WHAT YOU WILL DO:
An exact copy of all the data is required, with pictures left out.

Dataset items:
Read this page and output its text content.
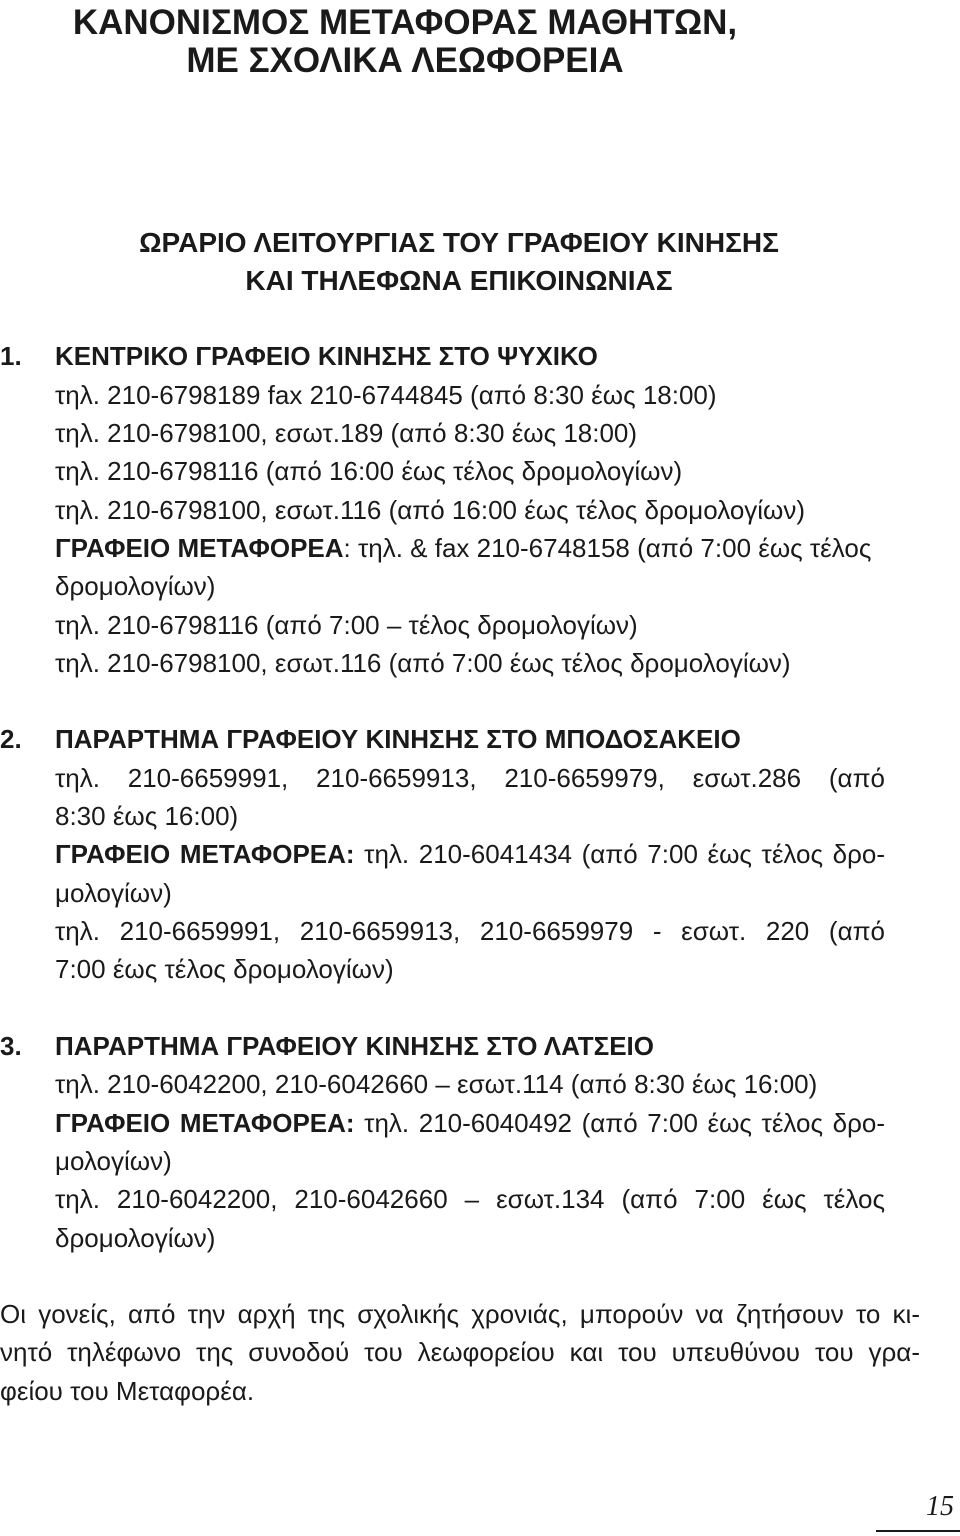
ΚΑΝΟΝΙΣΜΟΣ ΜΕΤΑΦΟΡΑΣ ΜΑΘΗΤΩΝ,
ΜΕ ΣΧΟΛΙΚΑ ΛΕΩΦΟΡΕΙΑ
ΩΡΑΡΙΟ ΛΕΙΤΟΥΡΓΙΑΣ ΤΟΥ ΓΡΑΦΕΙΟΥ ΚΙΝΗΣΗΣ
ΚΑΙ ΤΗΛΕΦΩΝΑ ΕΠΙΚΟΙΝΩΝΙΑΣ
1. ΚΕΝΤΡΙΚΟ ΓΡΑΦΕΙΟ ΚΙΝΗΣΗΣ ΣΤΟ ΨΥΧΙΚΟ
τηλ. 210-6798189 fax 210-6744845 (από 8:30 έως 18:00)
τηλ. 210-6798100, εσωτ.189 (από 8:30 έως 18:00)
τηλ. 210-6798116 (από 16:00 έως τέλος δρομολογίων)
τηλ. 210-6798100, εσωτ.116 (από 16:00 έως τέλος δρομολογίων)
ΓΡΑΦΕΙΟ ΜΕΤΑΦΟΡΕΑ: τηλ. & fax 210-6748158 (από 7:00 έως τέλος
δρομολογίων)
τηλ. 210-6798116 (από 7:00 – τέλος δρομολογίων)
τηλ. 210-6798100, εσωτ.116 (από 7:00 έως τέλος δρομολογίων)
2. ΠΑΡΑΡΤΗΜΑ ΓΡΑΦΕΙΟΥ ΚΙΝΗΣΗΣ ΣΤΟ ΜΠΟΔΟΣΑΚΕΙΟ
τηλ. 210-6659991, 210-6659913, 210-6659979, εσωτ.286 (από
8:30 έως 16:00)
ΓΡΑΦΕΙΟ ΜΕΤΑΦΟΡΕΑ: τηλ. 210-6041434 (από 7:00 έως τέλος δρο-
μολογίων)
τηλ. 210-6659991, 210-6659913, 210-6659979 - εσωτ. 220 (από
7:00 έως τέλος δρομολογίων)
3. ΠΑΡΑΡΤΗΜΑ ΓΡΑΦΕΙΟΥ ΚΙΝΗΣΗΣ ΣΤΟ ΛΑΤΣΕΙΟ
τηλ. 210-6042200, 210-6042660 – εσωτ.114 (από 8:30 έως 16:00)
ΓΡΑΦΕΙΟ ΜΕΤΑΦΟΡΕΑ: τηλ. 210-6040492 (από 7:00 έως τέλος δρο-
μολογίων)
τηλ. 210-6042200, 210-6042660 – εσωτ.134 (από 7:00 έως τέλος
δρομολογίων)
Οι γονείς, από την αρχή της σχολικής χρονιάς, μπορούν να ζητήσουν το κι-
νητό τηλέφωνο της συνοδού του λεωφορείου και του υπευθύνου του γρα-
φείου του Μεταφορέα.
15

EXERCISE ANSWER:
Read this page and output its text content.
ΚΑΝΟΝΙΣΜΟΣ ΜΕΤΑΦΟΡΑΣ ΜΑΘΗΤΩΝ,
ΜΕ ΣΧΟΛΙΚΑ ΛΕΩΦΟΡΕΙΑ
ΩΡΑΡΙΟ ΛΕΙΤΟΥΡΓΙΑΣ ΤΟΥ ΓΡΑΦΕΙΟΥ ΚΙΝΗΣΗΣ
ΚΑΙ ΤΗΛΕΦΩΝΑ ΕΠΙΚΟΙΝΩΝΙΑΣ
1. ΚΕΝΤΡΙΚΟ ΓΡΑΦΕΙΟ ΚΙΝΗΣΗΣ ΣΤΟ ΨΥΧΙΚΟ
τηλ. 210-6798189 fax 210-6744845 (από 8:30 έως 18:00)
τηλ. 210-6798100, εσωτ.189 (από 8:30 έως 18:00)
τηλ. 210-6798116 (από 16:00 έως τέλος δρομολογίων)
τηλ. 210-6798100, εσωτ.116 (από 16:00 έως τέλος δρομολογίων)
ΓΡΑΦΕΙΟ ΜΕΤΑΦΟΡΕΑ: τηλ. & fax 210-6748158 (από 7:00 έως τέλος
δρομολογίων)
τηλ. 210-6798116 (από 7:00 – τέλος δρομολογίων)
τηλ. 210-6798100, εσωτ.116 (από 7:00 έως τέλος δρομολογίων)
2. ΠΑΡΑΡΤΗΜΑ ΓΡΑΦΕΙΟΥ ΚΙΝΗΣΗΣ ΣΤΟ ΜΠΟΔΟΣΑΚΕΙΟ
τηλ. 210-6659991, 210-6659913, 210-6659979, εσωτ.286 (από
8:30 έως 16:00)
ΓΡΑΦΕΙΟ ΜΕΤΑΦΟΡΕΑ: τηλ. 210-6041434 (από 7:00 έως τέλος δρο-
μολογίων)
τηλ. 210-6659991, 210-6659913, 210-6659979 - εσωτ. 220 (από
7:00 έως τέλος δρομολογίων)
3. ΠΑΡΑΡΤΗΜΑ ΓΡΑΦΕΙΟΥ ΚΙΝΗΣΗΣ ΣΤΟ ΛΑΤΣΕΙΟ
τηλ. 210-6042200, 210-6042660 – εσωτ.114 (από 8:30 έως 16:00)
ΓΡΑΦΕΙΟ ΜΕΤΑΦΟΡΕΑ: τηλ. 210-6040492 (από 7:00 έως τέλος δρο-
μολογίων)
τηλ. 210-6042200, 210-6042660 – εσωτ.134 (από 7:00 έως τέλος
δρομολογίων)
Οι γονείς, από την αρχή της σχολικής χρονιάς, μπορούν να ζητήσουν το κι-
νητό τηλέφωνο της συνοδού του λεωφορείου και του υπευθύνου του γρα-
φείου του Μεταφορέα.
15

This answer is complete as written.